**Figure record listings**

>>>>

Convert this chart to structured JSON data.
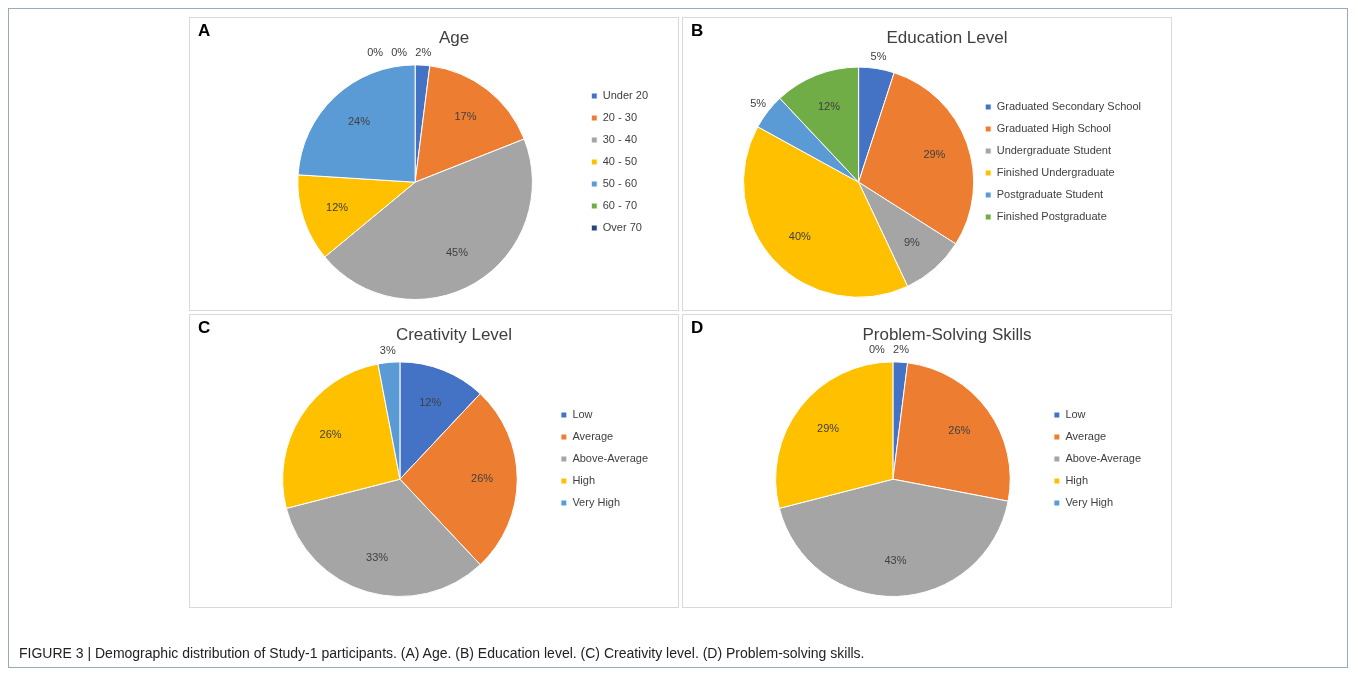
{
  "chart_data": [
    {
      "type": "pie",
      "title": "Age",
      "annotations": [
        "A",
        "FIGURE 3 | Demographic distribution of Study-1 participants. (A) Age. (B) Education level. (C) Creativity level. (D) Problem-solving skills."
      ],
      "categories": [
        "Under 20",
        "20 - 30",
        "30 - 40",
        "40 - 50",
        "50 - 60",
        "60 - 70",
        "Over 70"
      ],
      "values": [
        2,
        17,
        45,
        12,
        24,
        0,
        0
      ],
      "value_labels": [
        "2%",
        "17%",
        "45%",
        "12%",
        "24%",
        "0%",
        "0%"
      ],
      "colors": [
        "#4472c4",
        "#ed7d31",
        "#a5a5a5",
        "#ffc000",
        "#5b9bd5",
        "#70ad47",
        "#264478"
      ],
      "legend": "right"
    },
    {
      "type": "pie",
      "title": "Education Level",
      "annotations": [
        "B"
      ],
      "categories": [
        "Graduated Secondary School",
        "Graduated High School",
        "Undergraduate Student",
        "Finished Undergraduate",
        "Postgraduate Student",
        "Finished Postgraduate"
      ],
      "values": [
        5,
        29,
        9,
        40,
        5,
        12
      ],
      "value_labels": [
        "5%",
        "29%",
        "9%",
        "40%",
        "5%",
        "12%"
      ],
      "colors": [
        "#4472c4",
        "#ed7d31",
        "#a5a5a5",
        "#ffc000",
        "#5b9bd5",
        "#70ad47"
      ],
      "legend": "right"
    },
    {
      "type": "pie",
      "title": "Creativity Level",
      "annotations": [
        "C"
      ],
      "categories": [
        "Low",
        "Average",
        "Above-Average",
        "High",
        "Very High"
      ],
      "values": [
        12,
        26,
        33,
        26,
        3
      ],
      "value_labels": [
        "12%",
        "26%",
        "33%",
        "26%",
        "3%"
      ],
      "colors": [
        "#4472c4",
        "#ed7d31",
        "#a5a5a5",
        "#ffc000",
        "#5b9bd5"
      ],
      "legend": "right"
    },
    {
      "type": "pie",
      "title": "Problem-Solving Skills",
      "annotations": [
        "D"
      ],
      "categories": [
        "Low",
        "Average",
        "Above-Average",
        "High",
        "Very High"
      ],
      "values": [
        2,
        26,
        43,
        29,
        0
      ],
      "value_labels": [
        "2%",
        "26%",
        "43%",
        "29%",
        "0%"
      ],
      "colors": [
        "#4472c4",
        "#ed7d31",
        "#a5a5a5",
        "#ffc000",
        "#5b9bd5"
      ],
      "legend": "right"
    }
  ]
}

<<<<

**Set task**
Retype all of the entries exactly as written, leaving out any images.

**Exercise result**
Convert this chart to structured JSON data.
{
  "chart_data": [
    {
      "type": "pie",
      "title": "Age",
      "annotations": [
        "A",
        "FIGURE 3 | Demographic distribution of Study-1 participants. (A) Age. (B) Education level. (C) Creativity level. (D) Problem-solving skills."
      ],
      "categories": [
        "Under 20",
        "20 - 30",
        "30 - 40",
        "40 - 50",
        "50 - 60",
        "60 - 70",
        "Over 70"
      ],
      "values": [
        2,
        17,
        45,
        12,
        24,
        0,
        0
      ],
      "value_labels": [
        "2%",
        "17%",
        "45%",
        "12%",
        "24%",
        "0%",
        "0%"
      ],
      "colors": [
        "#4472c4",
        "#ed7d31",
        "#a5a5a5",
        "#ffc000",
        "#5b9bd5",
        "#70ad47",
        "#264478"
      ],
      "legend": "right"
    },
    {
      "type": "pie",
      "title": "Education Level",
      "annotations": [
        "B"
      ],
      "categories": [
        "Graduated Secondary School",
        "Graduated High School",
        "Undergraduate Student",
        "Finished Undergraduate",
        "Postgraduate Student",
        "Finished Postgraduate"
      ],
      "values": [
        5,
        29,
        9,
        40,
        5,
        12
      ],
      "value_labels": [
        "5%",
        "29%",
        "9%",
        "40%",
        "5%",
        "12%"
      ],
      "colors": [
        "#4472c4",
        "#ed7d31",
        "#a5a5a5",
        "#ffc000",
        "#5b9bd5",
        "#70ad47"
      ],
      "legend": "right"
    },
    {
      "type": "pie",
      "title": "Creativity Level",
      "annotations": [
        "C"
      ],
      "categories": [
        "Low",
        "Average",
        "Above-Average",
        "High",
        "Very High"
      ],
      "values": [
        12,
        26,
        33,
        26,
        3
      ],
      "value_labels": [
        "12%",
        "26%",
        "33%",
        "26%",
        "3%"
      ],
      "colors": [
        "#4472c4",
        "#ed7d31",
        "#a5a5a5",
        "#ffc000",
        "#5b9bd5"
      ],
      "legend": "right"
    },
    {
      "type": "pie",
      "title": "Problem-Solving Skills",
      "annotations": [
        "D"
      ],
      "categories": [
        "Low",
        "Average",
        "Above-Average",
        "High",
        "Very High"
      ],
      "values": [
        2,
        26,
        43,
        29,
        0
      ],
      "value_labels": [
        "2%",
        "26%",
        "43%",
        "29%",
        "0%"
      ],
      "colors": [
        "#4472c4",
        "#ed7d31",
        "#a5a5a5",
        "#ffc000",
        "#5b9bd5"
      ],
      "legend": "right"
    }
  ]
}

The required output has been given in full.